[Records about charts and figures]
###

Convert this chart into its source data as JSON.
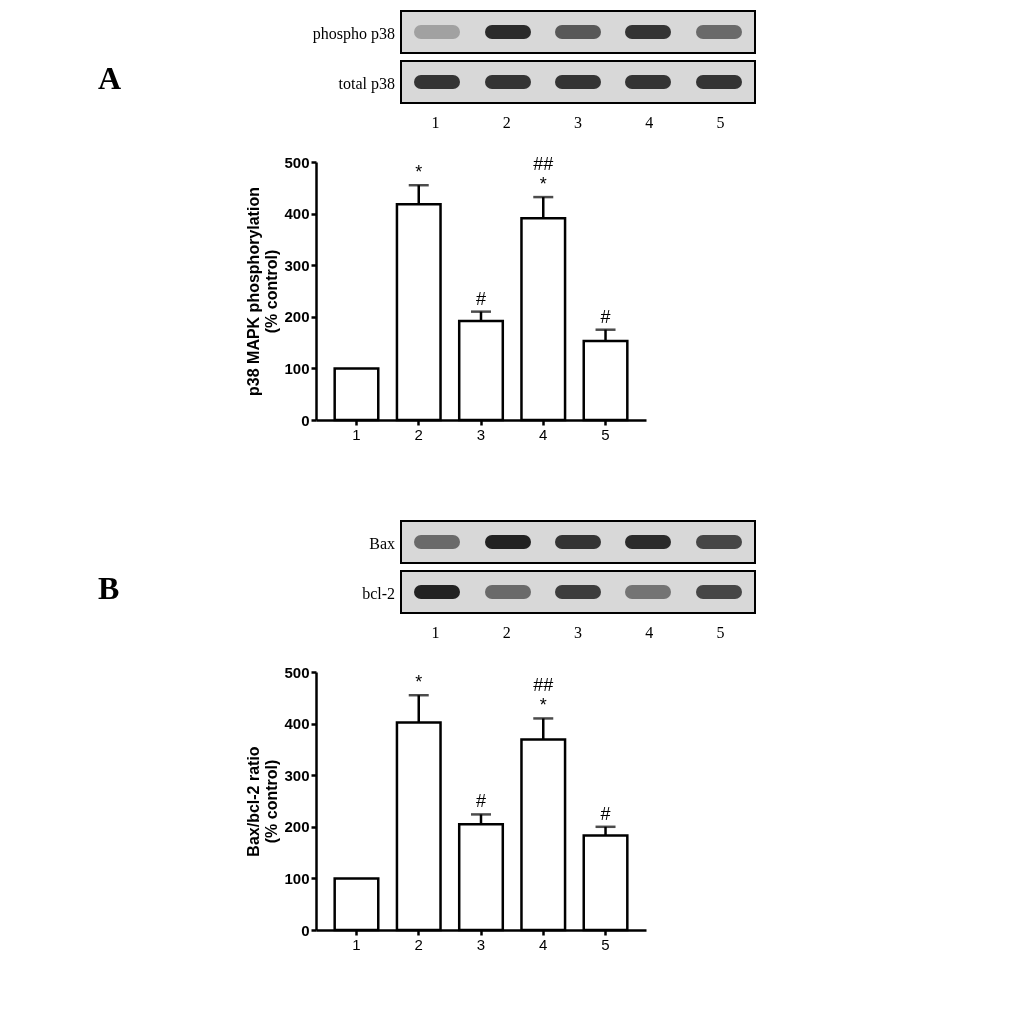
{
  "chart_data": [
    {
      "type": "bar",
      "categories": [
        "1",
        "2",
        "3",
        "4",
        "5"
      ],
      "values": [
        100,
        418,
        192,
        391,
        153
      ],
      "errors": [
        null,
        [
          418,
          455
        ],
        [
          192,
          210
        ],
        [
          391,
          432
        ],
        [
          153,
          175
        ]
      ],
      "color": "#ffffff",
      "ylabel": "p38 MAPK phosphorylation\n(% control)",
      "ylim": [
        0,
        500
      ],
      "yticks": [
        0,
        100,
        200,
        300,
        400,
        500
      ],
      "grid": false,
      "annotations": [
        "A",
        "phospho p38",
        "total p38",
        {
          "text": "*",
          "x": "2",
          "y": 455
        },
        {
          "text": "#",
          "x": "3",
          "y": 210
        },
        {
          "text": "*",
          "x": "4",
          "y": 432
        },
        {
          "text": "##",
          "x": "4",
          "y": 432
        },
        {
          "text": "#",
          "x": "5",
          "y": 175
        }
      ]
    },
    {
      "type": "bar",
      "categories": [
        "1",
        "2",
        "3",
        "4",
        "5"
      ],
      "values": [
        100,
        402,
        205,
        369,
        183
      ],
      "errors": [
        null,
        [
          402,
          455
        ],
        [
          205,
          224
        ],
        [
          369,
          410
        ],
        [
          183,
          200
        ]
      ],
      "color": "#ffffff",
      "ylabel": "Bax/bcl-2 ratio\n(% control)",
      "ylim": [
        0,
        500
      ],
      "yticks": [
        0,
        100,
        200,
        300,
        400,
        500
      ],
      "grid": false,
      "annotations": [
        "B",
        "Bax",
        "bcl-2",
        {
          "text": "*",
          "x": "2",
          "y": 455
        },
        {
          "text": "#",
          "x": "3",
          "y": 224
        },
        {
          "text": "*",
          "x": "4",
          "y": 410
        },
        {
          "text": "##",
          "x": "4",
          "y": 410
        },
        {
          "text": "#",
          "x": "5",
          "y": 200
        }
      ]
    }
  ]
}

###

[What is needed] From start to finish, output the listing exactly, but omit its pictures.

[Correct response]
Convert this chart into its source data as JSON.
{
  "chart_data": [
    {
      "type": "bar",
      "categories": [
        "1",
        "2",
        "3",
        "4",
        "5"
      ],
      "values": [
        100,
        418,
        192,
        391,
        153
      ],
      "errors": [
        null,
        [
          418,
          455
        ],
        [
          192,
          210
        ],
        [
          391,
          432
        ],
        [
          153,
          175
        ]
      ],
      "color": "#ffffff",
      "ylabel": "p38 MAPK phosphorylation\n(% control)",
      "ylim": [
        0,
        500
      ],
      "yticks": [
        0,
        100,
        200,
        300,
        400,
        500
      ],
      "grid": false,
      "annotations": [
        "A",
        "phospho p38",
        "total p38",
        {
          "text": "*",
          "x": "2",
          "y": 455
        },
        {
          "text": "#",
          "x": "3",
          "y": 210
        },
        {
          "text": "*",
          "x": "4",
          "y": 432
        },
        {
          "text": "##",
          "x": "4",
          "y": 432
        },
        {
          "text": "#",
          "x": "5",
          "y": 175
        }
      ]
    },
    {
      "type": "bar",
      "categories": [
        "1",
        "2",
        "3",
        "4",
        "5"
      ],
      "values": [
        100,
        402,
        205,
        369,
        183
      ],
      "errors": [
        null,
        [
          402,
          455
        ],
        [
          205,
          224
        ],
        [
          369,
          410
        ],
        [
          183,
          200
        ]
      ],
      "color": "#ffffff",
      "ylabel": "Bax/bcl-2 ratio\n(% control)",
      "ylim": [
        0,
        500
      ],
      "yticks": [
        0,
        100,
        200,
        300,
        400,
        500
      ],
      "grid": false,
      "annotations": [
        "B",
        "Bax",
        "bcl-2",
        {
          "text": "*",
          "x": "2",
          "y": 455
        },
        {
          "text": "#",
          "x": "3",
          "y": 224
        },
        {
          "text": "*",
          "x": "4",
          "y": 410
        },
        {
          "text": "##",
          "x": "4",
          "y": 410
        },
        {
          "text": "#",
          "x": "5",
          "y": 200
        }
      ]
    }
  ]
}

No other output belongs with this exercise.